### What the exercise asks:
Every line of the listing must be reproduced as it stands. Leave the images behind.

### The records:

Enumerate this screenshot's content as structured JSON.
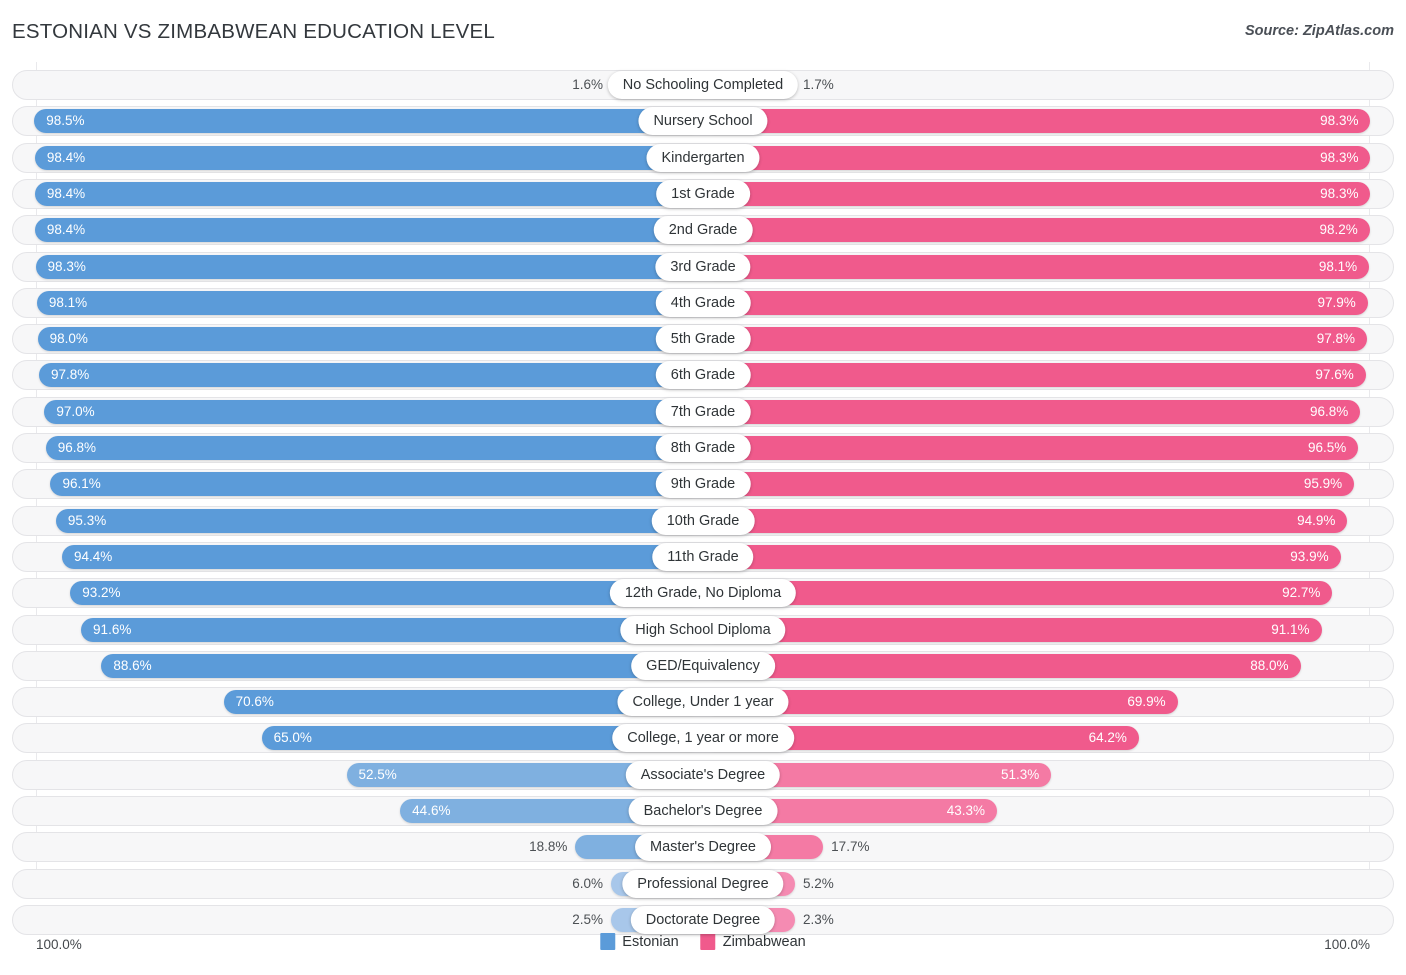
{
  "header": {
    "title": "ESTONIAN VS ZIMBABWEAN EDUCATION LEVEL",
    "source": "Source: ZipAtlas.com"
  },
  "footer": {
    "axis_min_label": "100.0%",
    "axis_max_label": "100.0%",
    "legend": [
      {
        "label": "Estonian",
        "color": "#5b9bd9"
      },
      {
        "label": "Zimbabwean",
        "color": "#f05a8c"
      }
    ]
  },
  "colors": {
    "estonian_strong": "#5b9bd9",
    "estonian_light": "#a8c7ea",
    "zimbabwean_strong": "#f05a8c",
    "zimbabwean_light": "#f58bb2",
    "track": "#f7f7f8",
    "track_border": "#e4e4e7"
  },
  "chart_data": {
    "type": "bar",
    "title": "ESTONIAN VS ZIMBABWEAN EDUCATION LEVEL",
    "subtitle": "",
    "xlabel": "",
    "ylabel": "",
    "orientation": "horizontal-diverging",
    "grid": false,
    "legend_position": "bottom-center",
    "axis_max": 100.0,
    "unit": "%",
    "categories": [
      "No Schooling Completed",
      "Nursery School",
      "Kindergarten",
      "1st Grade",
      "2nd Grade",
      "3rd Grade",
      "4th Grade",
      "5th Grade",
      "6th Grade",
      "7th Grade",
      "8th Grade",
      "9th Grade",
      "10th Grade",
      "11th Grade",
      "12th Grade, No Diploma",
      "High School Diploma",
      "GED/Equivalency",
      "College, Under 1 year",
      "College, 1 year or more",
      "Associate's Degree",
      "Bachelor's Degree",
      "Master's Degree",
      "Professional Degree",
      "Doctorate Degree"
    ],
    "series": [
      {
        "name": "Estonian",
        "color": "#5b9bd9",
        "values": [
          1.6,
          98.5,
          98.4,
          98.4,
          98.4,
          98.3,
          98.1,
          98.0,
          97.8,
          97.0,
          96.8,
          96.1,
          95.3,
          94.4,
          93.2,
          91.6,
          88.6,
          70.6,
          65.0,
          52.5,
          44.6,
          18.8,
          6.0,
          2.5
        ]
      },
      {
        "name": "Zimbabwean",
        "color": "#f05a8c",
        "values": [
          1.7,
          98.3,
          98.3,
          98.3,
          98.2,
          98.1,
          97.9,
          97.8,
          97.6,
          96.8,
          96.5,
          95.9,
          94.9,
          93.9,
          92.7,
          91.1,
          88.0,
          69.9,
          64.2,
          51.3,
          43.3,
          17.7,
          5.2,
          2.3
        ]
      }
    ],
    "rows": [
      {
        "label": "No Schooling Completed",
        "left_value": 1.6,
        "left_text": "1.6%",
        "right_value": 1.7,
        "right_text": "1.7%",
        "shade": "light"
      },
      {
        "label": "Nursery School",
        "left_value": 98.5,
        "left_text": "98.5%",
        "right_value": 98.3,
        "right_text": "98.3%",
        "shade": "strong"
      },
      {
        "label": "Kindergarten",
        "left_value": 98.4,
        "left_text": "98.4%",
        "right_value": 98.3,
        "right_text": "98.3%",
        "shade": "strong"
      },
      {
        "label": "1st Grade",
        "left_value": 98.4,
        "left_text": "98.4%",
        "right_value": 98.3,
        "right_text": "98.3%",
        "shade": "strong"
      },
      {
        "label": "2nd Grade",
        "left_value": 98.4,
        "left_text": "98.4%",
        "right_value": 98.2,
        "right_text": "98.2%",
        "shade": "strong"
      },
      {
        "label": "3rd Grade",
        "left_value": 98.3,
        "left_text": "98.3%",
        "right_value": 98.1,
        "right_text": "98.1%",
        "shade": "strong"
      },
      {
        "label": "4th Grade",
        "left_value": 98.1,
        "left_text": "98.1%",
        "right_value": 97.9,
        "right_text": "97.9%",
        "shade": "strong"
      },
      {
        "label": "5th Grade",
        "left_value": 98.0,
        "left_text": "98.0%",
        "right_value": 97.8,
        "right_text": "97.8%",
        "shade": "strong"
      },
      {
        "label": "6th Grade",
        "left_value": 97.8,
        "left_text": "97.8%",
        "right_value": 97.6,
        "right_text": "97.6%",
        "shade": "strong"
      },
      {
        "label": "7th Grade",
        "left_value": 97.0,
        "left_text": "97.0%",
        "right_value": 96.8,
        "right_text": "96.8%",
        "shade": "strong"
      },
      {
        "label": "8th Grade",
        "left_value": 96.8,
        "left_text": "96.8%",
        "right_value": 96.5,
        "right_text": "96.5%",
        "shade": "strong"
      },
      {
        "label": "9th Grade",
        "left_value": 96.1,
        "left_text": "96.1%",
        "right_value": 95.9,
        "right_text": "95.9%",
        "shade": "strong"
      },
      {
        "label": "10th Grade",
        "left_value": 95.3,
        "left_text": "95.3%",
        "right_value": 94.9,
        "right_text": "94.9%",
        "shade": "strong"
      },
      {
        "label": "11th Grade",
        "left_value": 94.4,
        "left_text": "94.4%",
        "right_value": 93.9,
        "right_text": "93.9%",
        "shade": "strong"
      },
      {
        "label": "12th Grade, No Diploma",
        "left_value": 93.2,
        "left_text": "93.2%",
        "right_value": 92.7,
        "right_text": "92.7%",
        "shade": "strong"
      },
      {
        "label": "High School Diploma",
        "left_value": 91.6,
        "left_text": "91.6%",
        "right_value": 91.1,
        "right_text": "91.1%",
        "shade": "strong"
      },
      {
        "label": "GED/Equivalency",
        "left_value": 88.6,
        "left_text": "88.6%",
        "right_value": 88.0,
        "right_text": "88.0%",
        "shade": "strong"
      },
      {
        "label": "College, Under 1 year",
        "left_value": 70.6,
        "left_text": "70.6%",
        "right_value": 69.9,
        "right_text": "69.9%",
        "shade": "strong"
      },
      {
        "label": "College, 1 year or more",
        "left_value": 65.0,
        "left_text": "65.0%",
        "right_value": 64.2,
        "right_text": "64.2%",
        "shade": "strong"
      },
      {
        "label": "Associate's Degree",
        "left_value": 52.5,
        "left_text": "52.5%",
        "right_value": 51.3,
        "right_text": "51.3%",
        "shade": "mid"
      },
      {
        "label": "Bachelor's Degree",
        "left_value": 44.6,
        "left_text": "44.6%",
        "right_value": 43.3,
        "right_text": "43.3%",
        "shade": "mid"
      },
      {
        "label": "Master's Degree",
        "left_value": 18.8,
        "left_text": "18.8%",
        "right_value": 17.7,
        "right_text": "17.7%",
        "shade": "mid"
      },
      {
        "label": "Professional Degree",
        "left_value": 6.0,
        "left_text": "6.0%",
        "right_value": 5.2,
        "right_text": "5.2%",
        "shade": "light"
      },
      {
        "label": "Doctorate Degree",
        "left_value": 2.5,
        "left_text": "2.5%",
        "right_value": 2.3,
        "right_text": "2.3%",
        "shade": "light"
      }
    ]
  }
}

### The answer:
Enumerate this screenshot's content as structured JSON.
{
  "header": {
    "title": "ESTONIAN VS ZIMBABWEAN EDUCATION LEVEL",
    "source": "Source: ZipAtlas.com"
  },
  "footer": {
    "axis_min_label": "100.0%",
    "axis_max_label": "100.0%",
    "legend": [
      {
        "label": "Estonian",
        "color": "#5b9bd9"
      },
      {
        "label": "Zimbabwean",
        "color": "#f05a8c"
      }
    ]
  },
  "colors": {
    "estonian_strong": "#5b9bd9",
    "estonian_light": "#a8c7ea",
    "zimbabwean_strong": "#f05a8c",
    "zimbabwean_light": "#f58bb2",
    "track": "#f7f7f8",
    "track_border": "#e4e4e7"
  },
  "chart_data": {
    "type": "bar",
    "title": "ESTONIAN VS ZIMBABWEAN EDUCATION LEVEL",
    "subtitle": "",
    "xlabel": "",
    "ylabel": "",
    "orientation": "horizontal-diverging",
    "grid": false,
    "legend_position": "bottom-center",
    "axis_max": 100.0,
    "unit": "%",
    "categories": [
      "No Schooling Completed",
      "Nursery School",
      "Kindergarten",
      "1st Grade",
      "2nd Grade",
      "3rd Grade",
      "4th Grade",
      "5th Grade",
      "6th Grade",
      "7th Grade",
      "8th Grade",
      "9th Grade",
      "10th Grade",
      "11th Grade",
      "12th Grade, No Diploma",
      "High School Diploma",
      "GED/Equivalency",
      "College, Under 1 year",
      "College, 1 year or more",
      "Associate's Degree",
      "Bachelor's Degree",
      "Master's Degree",
      "Professional Degree",
      "Doctorate Degree"
    ],
    "series": [
      {
        "name": "Estonian",
        "color": "#5b9bd9",
        "values": [
          1.6,
          98.5,
          98.4,
          98.4,
          98.4,
          98.3,
          98.1,
          98.0,
          97.8,
          97.0,
          96.8,
          96.1,
          95.3,
          94.4,
          93.2,
          91.6,
          88.6,
          70.6,
          65.0,
          52.5,
          44.6,
          18.8,
          6.0,
          2.5
        ]
      },
      {
        "name": "Zimbabwean",
        "color": "#f05a8c",
        "values": [
          1.7,
          98.3,
          98.3,
          98.3,
          98.2,
          98.1,
          97.9,
          97.8,
          97.6,
          96.8,
          96.5,
          95.9,
          94.9,
          93.9,
          92.7,
          91.1,
          88.0,
          69.9,
          64.2,
          51.3,
          43.3,
          17.7,
          5.2,
          2.3
        ]
      }
    ],
    "rows": [
      {
        "label": "No Schooling Completed",
        "left_value": 1.6,
        "left_text": "1.6%",
        "right_value": 1.7,
        "right_text": "1.7%",
        "shade": "light"
      },
      {
        "label": "Nursery School",
        "left_value": 98.5,
        "left_text": "98.5%",
        "right_value": 98.3,
        "right_text": "98.3%",
        "shade": "strong"
      },
      {
        "label": "Kindergarten",
        "left_value": 98.4,
        "left_text": "98.4%",
        "right_value": 98.3,
        "right_text": "98.3%",
        "shade": "strong"
      },
      {
        "label": "1st Grade",
        "left_value": 98.4,
        "left_text": "98.4%",
        "right_value": 98.3,
        "right_text": "98.3%",
        "shade": "strong"
      },
      {
        "label": "2nd Grade",
        "left_value": 98.4,
        "left_text": "98.4%",
        "right_value": 98.2,
        "right_text": "98.2%",
        "shade": "strong"
      },
      {
        "label": "3rd Grade",
        "left_value": 98.3,
        "left_text": "98.3%",
        "right_value": 98.1,
        "right_text": "98.1%",
        "shade": "strong"
      },
      {
        "label": "4th Grade",
        "left_value": 98.1,
        "left_text": "98.1%",
        "right_value": 97.9,
        "right_text": "97.9%",
        "shade": "strong"
      },
      {
        "label": "5th Grade",
        "left_value": 98.0,
        "left_text": "98.0%",
        "right_value": 97.8,
        "right_text": "97.8%",
        "shade": "strong"
      },
      {
        "label": "6th Grade",
        "left_value": 97.8,
        "left_text": "97.8%",
        "right_value": 97.6,
        "right_text": "97.6%",
        "shade": "strong"
      },
      {
        "label": "7th Grade",
        "left_value": 97.0,
        "left_text": "97.0%",
        "right_value": 96.8,
        "right_text": "96.8%",
        "shade": "strong"
      },
      {
        "label": "8th Grade",
        "left_value": 96.8,
        "left_text": "96.8%",
        "right_value": 96.5,
        "right_text": "96.5%",
        "shade": "strong"
      },
      {
        "label": "9th Grade",
        "left_value": 96.1,
        "left_text": "96.1%",
        "right_value": 95.9,
        "right_text": "95.9%",
        "shade": "strong"
      },
      {
        "label": "10th Grade",
        "left_value": 95.3,
        "left_text": "95.3%",
        "right_value": 94.9,
        "right_text": "94.9%",
        "shade": "strong"
      },
      {
        "label": "11th Grade",
        "left_value": 94.4,
        "left_text": "94.4%",
        "right_value": 93.9,
        "right_text": "93.9%",
        "shade": "strong"
      },
      {
        "label": "12th Grade, No Diploma",
        "left_value": 93.2,
        "left_text": "93.2%",
        "right_value": 92.7,
        "right_text": "92.7%",
        "shade": "strong"
      },
      {
        "label": "High School Diploma",
        "left_value": 91.6,
        "left_text": "91.6%",
        "right_value": 91.1,
        "right_text": "91.1%",
        "shade": "strong"
      },
      {
        "label": "GED/Equivalency",
        "left_value": 88.6,
        "left_text": "88.6%",
        "right_value": 88.0,
        "right_text": "88.0%",
        "shade": "strong"
      },
      {
        "label": "College, Under 1 year",
        "left_value": 70.6,
        "left_text": "70.6%",
        "right_value": 69.9,
        "right_text": "69.9%",
        "shade": "strong"
      },
      {
        "label": "College, 1 year or more",
        "left_value": 65.0,
        "left_text": "65.0%",
        "right_value": 64.2,
        "right_text": "64.2%",
        "shade": "strong"
      },
      {
        "label": "Associate's Degree",
        "left_value": 52.5,
        "left_text": "52.5%",
        "right_value": 51.3,
        "right_text": "51.3%",
        "shade": "mid"
      },
      {
        "label": "Bachelor's Degree",
        "left_value": 44.6,
        "left_text": "44.6%",
        "right_value": 43.3,
        "right_text": "43.3%",
        "shade": "mid"
      },
      {
        "label": "Master's Degree",
        "left_value": 18.8,
        "left_text": "18.8%",
        "right_value": 17.7,
        "right_text": "17.7%",
        "shade": "mid"
      },
      {
        "label": "Professional Degree",
        "left_value": 6.0,
        "left_text": "6.0%",
        "right_value": 5.2,
        "right_text": "5.2%",
        "shade": "light"
      },
      {
        "label": "Doctorate Degree",
        "left_value": 2.5,
        "left_text": "2.5%",
        "right_value": 2.3,
        "right_text": "2.3%",
        "shade": "light"
      }
    ]
  }
}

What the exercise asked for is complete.